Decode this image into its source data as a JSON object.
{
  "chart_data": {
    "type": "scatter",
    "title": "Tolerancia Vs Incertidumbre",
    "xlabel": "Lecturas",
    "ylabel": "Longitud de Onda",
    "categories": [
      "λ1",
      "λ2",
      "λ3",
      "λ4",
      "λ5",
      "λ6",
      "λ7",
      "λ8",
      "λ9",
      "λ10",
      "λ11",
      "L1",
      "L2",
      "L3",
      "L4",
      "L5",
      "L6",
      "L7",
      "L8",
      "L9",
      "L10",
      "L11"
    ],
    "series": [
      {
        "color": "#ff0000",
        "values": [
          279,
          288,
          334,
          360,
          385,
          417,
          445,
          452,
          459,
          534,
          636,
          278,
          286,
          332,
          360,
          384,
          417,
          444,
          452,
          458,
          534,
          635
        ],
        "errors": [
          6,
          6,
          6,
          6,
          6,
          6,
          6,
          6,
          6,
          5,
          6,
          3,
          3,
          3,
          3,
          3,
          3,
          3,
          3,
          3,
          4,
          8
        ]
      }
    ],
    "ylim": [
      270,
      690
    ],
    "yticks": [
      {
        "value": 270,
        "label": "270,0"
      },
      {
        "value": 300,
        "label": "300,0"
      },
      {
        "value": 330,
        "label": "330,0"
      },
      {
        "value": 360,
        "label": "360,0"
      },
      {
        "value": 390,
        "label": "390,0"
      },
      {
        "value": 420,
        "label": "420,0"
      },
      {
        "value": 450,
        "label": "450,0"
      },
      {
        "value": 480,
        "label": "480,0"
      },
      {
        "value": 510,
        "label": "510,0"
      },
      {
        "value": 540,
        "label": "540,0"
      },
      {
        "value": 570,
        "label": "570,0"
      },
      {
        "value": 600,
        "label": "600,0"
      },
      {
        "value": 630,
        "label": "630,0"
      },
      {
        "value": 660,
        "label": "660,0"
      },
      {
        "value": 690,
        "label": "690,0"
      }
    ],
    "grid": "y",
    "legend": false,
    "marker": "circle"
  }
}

_Aim_
The records above are to be repeated exactly, in their entirety.

_Response for this exercise_
Decode this image into its source data as a JSON object.
{
  "chart_data": {
    "type": "scatter",
    "title": "Tolerancia Vs Incertidumbre",
    "xlabel": "Lecturas",
    "ylabel": "Longitud de Onda",
    "categories": [
      "λ1",
      "λ2",
      "λ3",
      "λ4",
      "λ5",
      "λ6",
      "λ7",
      "λ8",
      "λ9",
      "λ10",
      "λ11",
      "L1",
      "L2",
      "L3",
      "L4",
      "L5",
      "L6",
      "L7",
      "L8",
      "L9",
      "L10",
      "L11"
    ],
    "series": [
      {
        "color": "#ff0000",
        "values": [
          279,
          288,
          334,
          360,
          385,
          417,
          445,
          452,
          459,
          534,
          636,
          278,
          286,
          332,
          360,
          384,
          417,
          444,
          452,
          458,
          534,
          635
        ],
        "errors": [
          6,
          6,
          6,
          6,
          6,
          6,
          6,
          6,
          6,
          5,
          6,
          3,
          3,
          3,
          3,
          3,
          3,
          3,
          3,
          3,
          4,
          8
        ]
      }
    ],
    "ylim": [
      270,
      690
    ],
    "yticks": [
      {
        "value": 270,
        "label": "270,0"
      },
      {
        "value": 300,
        "label": "300,0"
      },
      {
        "value": 330,
        "label": "330,0"
      },
      {
        "value": 360,
        "label": "360,0"
      },
      {
        "value": 390,
        "label": "390,0"
      },
      {
        "value": 420,
        "label": "420,0"
      },
      {
        "value": 450,
        "label": "450,0"
      },
      {
        "value": 480,
        "label": "480,0"
      },
      {
        "value": 510,
        "label": "510,0"
      },
      {
        "value": 540,
        "label": "540,0"
      },
      {
        "value": 570,
        "label": "570,0"
      },
      {
        "value": 600,
        "label": "600,0"
      },
      {
        "value": 630,
        "label": "630,0"
      },
      {
        "value": 660,
        "label": "660,0"
      },
      {
        "value": 690,
        "label": "690,0"
      }
    ],
    "grid": "y",
    "legend": false,
    "marker": "circle"
  }
}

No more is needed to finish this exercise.